### EXTRACTED RECORDS

+++++

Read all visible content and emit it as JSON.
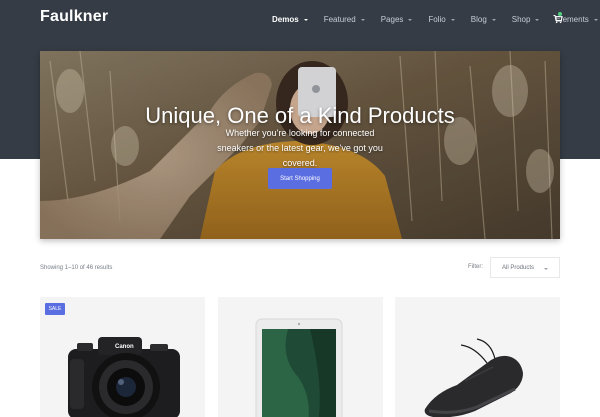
{
  "brand": {
    "logo": "Faulkner"
  },
  "nav": {
    "items": [
      {
        "label": "Demos",
        "active": true
      },
      {
        "label": "Featured"
      },
      {
        "label": "Pages"
      },
      {
        "label": "Folio"
      },
      {
        "label": "Blog"
      },
      {
        "label": "Shop"
      },
      {
        "label": "Elements"
      }
    ]
  },
  "hero": {
    "title": "Unique, One of a Kind Products",
    "subtitle": "Whether you're looking for connected sneakers or the latest gear, we've got you covered.",
    "button": "Start Shopping"
  },
  "shop": {
    "results": "Showing 1–10 of 46 results",
    "filter_label": "Filter:",
    "filter_value": "All Products"
  },
  "products": [
    {
      "badge": "SALE",
      "image": "camera"
    },
    {
      "image": "tablet"
    },
    {
      "image": "sneaker"
    }
  ],
  "colors": {
    "header": "#353c45",
    "accent": "#5b6ee1",
    "cart_dot": "#4fd07e"
  }
}
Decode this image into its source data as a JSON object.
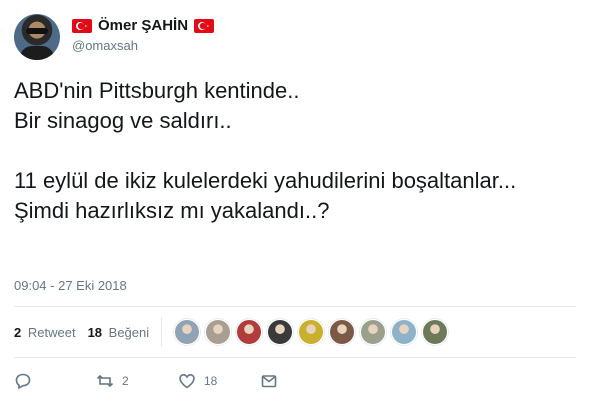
{
  "author": {
    "display_name": "Ömer ŞAHİN",
    "handle": "@omaxsah",
    "flag_icon": "turkey-flag-icon"
  },
  "tweet": {
    "text": "ABD'nin Pittsburgh kentinde..\nBir sinagog ve saldırı..\n\n11 eylül de ikiz kulelerdeki yahudilerini boşaltanlar...\nŞimdi hazırlıksız mı yakalandı..?",
    "timestamp": "09:04 - 27 Eki 2018"
  },
  "stats": {
    "retweets_count": "2",
    "retweets_label": "Retweet",
    "likes_count": "18",
    "likes_label": "Beğeni"
  },
  "likers": [
    {
      "color": "#8fa3b5"
    },
    {
      "color": "#a89f92"
    },
    {
      "color": "#b23b3b"
    },
    {
      "color": "#3a3a3a"
    },
    {
      "color": "#c9b02e"
    },
    {
      "color": "#7a5a44"
    },
    {
      "color": "#9aa08c"
    },
    {
      "color": "#8fb2c9"
    },
    {
      "color": "#6d7a5a"
    }
  ],
  "actions": {
    "reply_icon": "reply-icon",
    "retweet_icon": "retweet-icon",
    "retweet_count": "2",
    "like_icon": "heart-icon",
    "like_count": "18",
    "dm_icon": "envelope-icon"
  },
  "colors": {
    "text": "#14171a",
    "muted": "#657786",
    "divider": "#e6ecf0",
    "flag_red": "#e30a17"
  }
}
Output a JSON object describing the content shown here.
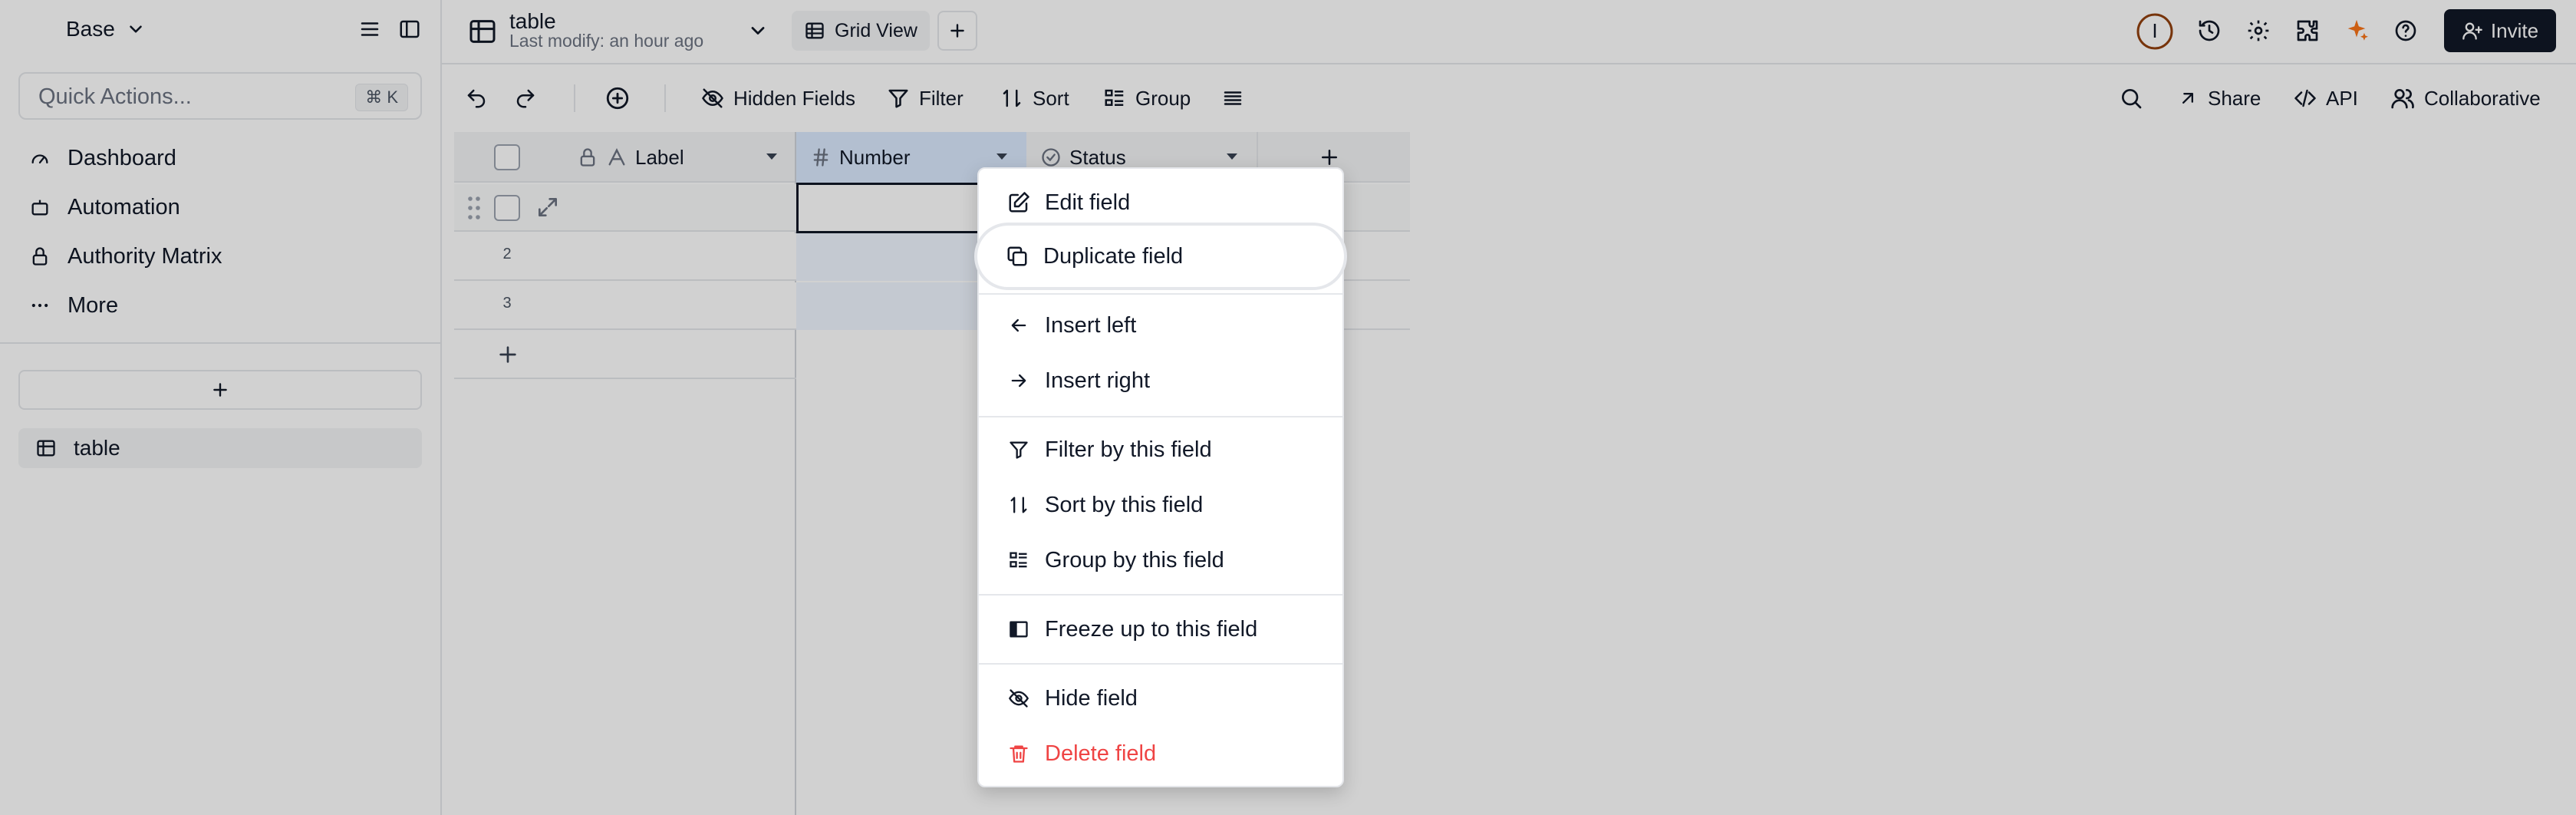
{
  "sidebar": {
    "base_label": "Base",
    "quick_actions": {
      "placeholder": "Quick Actions...",
      "shortcut": "⌘ K"
    },
    "nav": [
      {
        "label": "Dashboard",
        "icon": "dashboard-icon"
      },
      {
        "label": "Automation",
        "icon": "robot-icon"
      },
      {
        "label": "Authority Matrix",
        "icon": "lock-icon"
      },
      {
        "label": "More",
        "icon": "more-dots-icon"
      }
    ],
    "tables": [
      {
        "label": "table",
        "icon": "table-icon"
      }
    ]
  },
  "header": {
    "table_name": "table",
    "last_modify": "Last modify: an hour ago",
    "view_name": "Grid View",
    "avatar_initial": "I",
    "invite_label": "Invite"
  },
  "toolbar": {
    "hidden_fields": "Hidden Fields",
    "filter": "Filter",
    "sort": "Sort",
    "group": "Group",
    "share": "Share",
    "api": "API",
    "collaborative": "Collaborative"
  },
  "grid": {
    "columns": [
      {
        "label": "Label",
        "icon": "text-field-icon"
      },
      {
        "label": "Number",
        "icon": "hash-icon"
      },
      {
        "label": "Status",
        "icon": "checkcircle-icon"
      }
    ],
    "rows": [
      {
        "num": ""
      },
      {
        "num": "2"
      },
      {
        "num": "3"
      }
    ]
  },
  "context_menu": {
    "items": [
      {
        "label": "Edit field",
        "icon": "edit-icon"
      },
      {
        "label": "Duplicate field",
        "icon": "copy-icon"
      },
      {
        "label": "Insert left",
        "icon": "arrow-left-icon"
      },
      {
        "label": "Insert right",
        "icon": "arrow-right-icon"
      },
      {
        "label": "Filter by this field",
        "icon": "filter-icon"
      },
      {
        "label": "Sort by this field",
        "icon": "sort-icon"
      },
      {
        "label": "Group by this field",
        "icon": "group-icon"
      },
      {
        "label": "Freeze up to this field",
        "icon": "freeze-icon"
      },
      {
        "label": "Hide field",
        "icon": "eye-off-icon"
      },
      {
        "label": "Delete field",
        "icon": "trash-icon"
      }
    ],
    "highlighted_index": 1
  },
  "colors": {
    "accent_orange": "#f97316",
    "danger": "#ef4444",
    "invite_bg": "#111827"
  }
}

+++++

Print each line of the material above exactly, with the pictures removed from your copy.

Read all visible content and emit it as JSON.
{
  "brand": {
    "logo": "Faulkner"
  },
  "nav": {
    "items": [
      {
        "label": "Demos",
        "active": true
      },
      {
        "label": "Featured"
      },
      {
        "label": "Pages"
      },
      {
        "label": "Folio"
      },
      {
        "label": "Blog"
      },
      {
        "label": "Shop"
      },
      {
        "label": "Elements"
      }
    ]
  },
  "hero": {
    "title": "Unique, One of a Kind Products",
    "subtitle": "Whether you're looking for connected sneakers or the latest gear, we've got you covered.",
    "button": "Start Shopping"
  },
  "shop": {
    "results": "Showing 1–10 of 46 results",
    "filter_label": "Filter:",
    "filter_value": "All Products"
  },
  "products": [
    {
      "badge": "SALE",
      "image": "camera"
    },
    {
      "image": "tablet"
    },
    {
      "image": "sneaker"
    }
  ],
  "colors": {
    "header": "#353c45",
    "accent": "#5b6ee1",
    "cart_dot": "#4fd07e"
  }
}
Decode this image into its source data as a JSON object.
{
  "author": {
    "display_name": "Ömer ŞAHİN",
    "handle": "@omaxsah",
    "flag_icon": "turkey-flag-icon"
  },
  "tweet": {
    "text": "ABD'nin Pittsburgh kentinde..\nBir sinagog ve saldırı..\n\n11 eylül de ikiz kulelerdeki yahudilerini boşaltanlar...\nŞimdi hazırlıksız mı yakalandı..?",
    "timestamp": "09:04 - 27 Eki 2018"
  },
  "stats": {
    "retweets_count": "2",
    "retweets_label": "Retweet",
    "likes_count": "18",
    "likes_label": "Beğeni"
  },
  "likers": [
    {
      "color": "#8fa3b5"
    },
    {
      "color": "#a89f92"
    },
    {
      "color": "#b23b3b"
    },
    {
      "color": "#3a3a3a"
    },
    {
      "color": "#c9b02e"
    },
    {
      "color": "#7a5a44"
    },
    {
      "color": "#9aa08c"
    },
    {
      "color": "#8fb2c9"
    },
    {
      "color": "#6d7a5a"
    }
  ],
  "actions": {
    "reply_icon": "reply-icon",
    "retweet_icon": "retweet-icon",
    "retweet_count": "2",
    "like_icon": "heart-icon",
    "like_count": "18",
    "dm_icon": "envelope-icon"
  },
  "colors": {
    "text": "#14171a",
    "muted": "#657786",
    "divider": "#e6ecf0",
    "flag_red": "#e30a17"
  }
}
Output a JSON object describing the content shown here.
{
  "sidebar": {
    "base_label": "Base",
    "quick_actions": {
      "placeholder": "Quick Actions...",
      "shortcut": "⌘ K"
    },
    "nav": [
      {
        "label": "Dashboard",
        "icon": "dashboard-icon"
      },
      {
        "label": "Automation",
        "icon": "robot-icon"
      },
      {
        "label": "Authority Matrix",
        "icon": "lock-icon"
      },
      {
        "label": "More",
        "icon": "more-dots-icon"
      }
    ],
    "tables": [
      {
        "label": "table",
        "icon": "table-icon"
      }
    ]
  },
  "header": {
    "table_name": "table",
    "last_modify": "Last modify: an hour ago",
    "view_name": "Grid View",
    "avatar_initial": "I",
    "invite_label": "Invite"
  },
  "toolbar": {
    "hidden_fields": "Hidden Fields",
    "filter": "Filter",
    "sort": "Sort",
    "group": "Group",
    "share": "Share",
    "api": "API",
    "collaborative": "Collaborative"
  },
  "grid": {
    "columns": [
      {
        "label": "Label",
        "icon": "text-field-icon"
      },
      {
        "label": "Number",
        "icon": "hash-icon"
      },
      {
        "label": "Status",
        "icon": "checkcircle-icon"
      }
    ],
    "rows": [
      {
        "num": ""
      },
      {
        "num": "2"
      },
      {
        "num": "3"
      }
    ]
  },
  "context_menu": {
    "items": [
      {
        "label": "Edit field",
        "icon": "edit-icon"
      },
      {
        "label": "Duplicate field",
        "icon": "copy-icon"
      },
      {
        "label": "Insert left",
        "icon": "arrow-left-icon"
      },
      {
        "label": "Insert right",
        "icon": "arrow-right-icon"
      },
      {
        "label": "Filter by this field",
        "icon": "filter-icon"
      },
      {
        "label": "Sort by this field",
        "icon": "sort-icon"
      },
      {
        "label": "Group by this field",
        "icon": "group-icon"
      },
      {
        "label": "Freeze up to this field",
        "icon": "freeze-icon"
      },
      {
        "label": "Hide field",
        "icon": "eye-off-icon"
      },
      {
        "label": "Delete field",
        "icon": "trash-icon"
      }
    ],
    "highlighted_index": 1
  },
  "colors": {
    "accent_orange": "#f97316",
    "danger": "#ef4444",
    "invite_bg": "#111827"
  }
}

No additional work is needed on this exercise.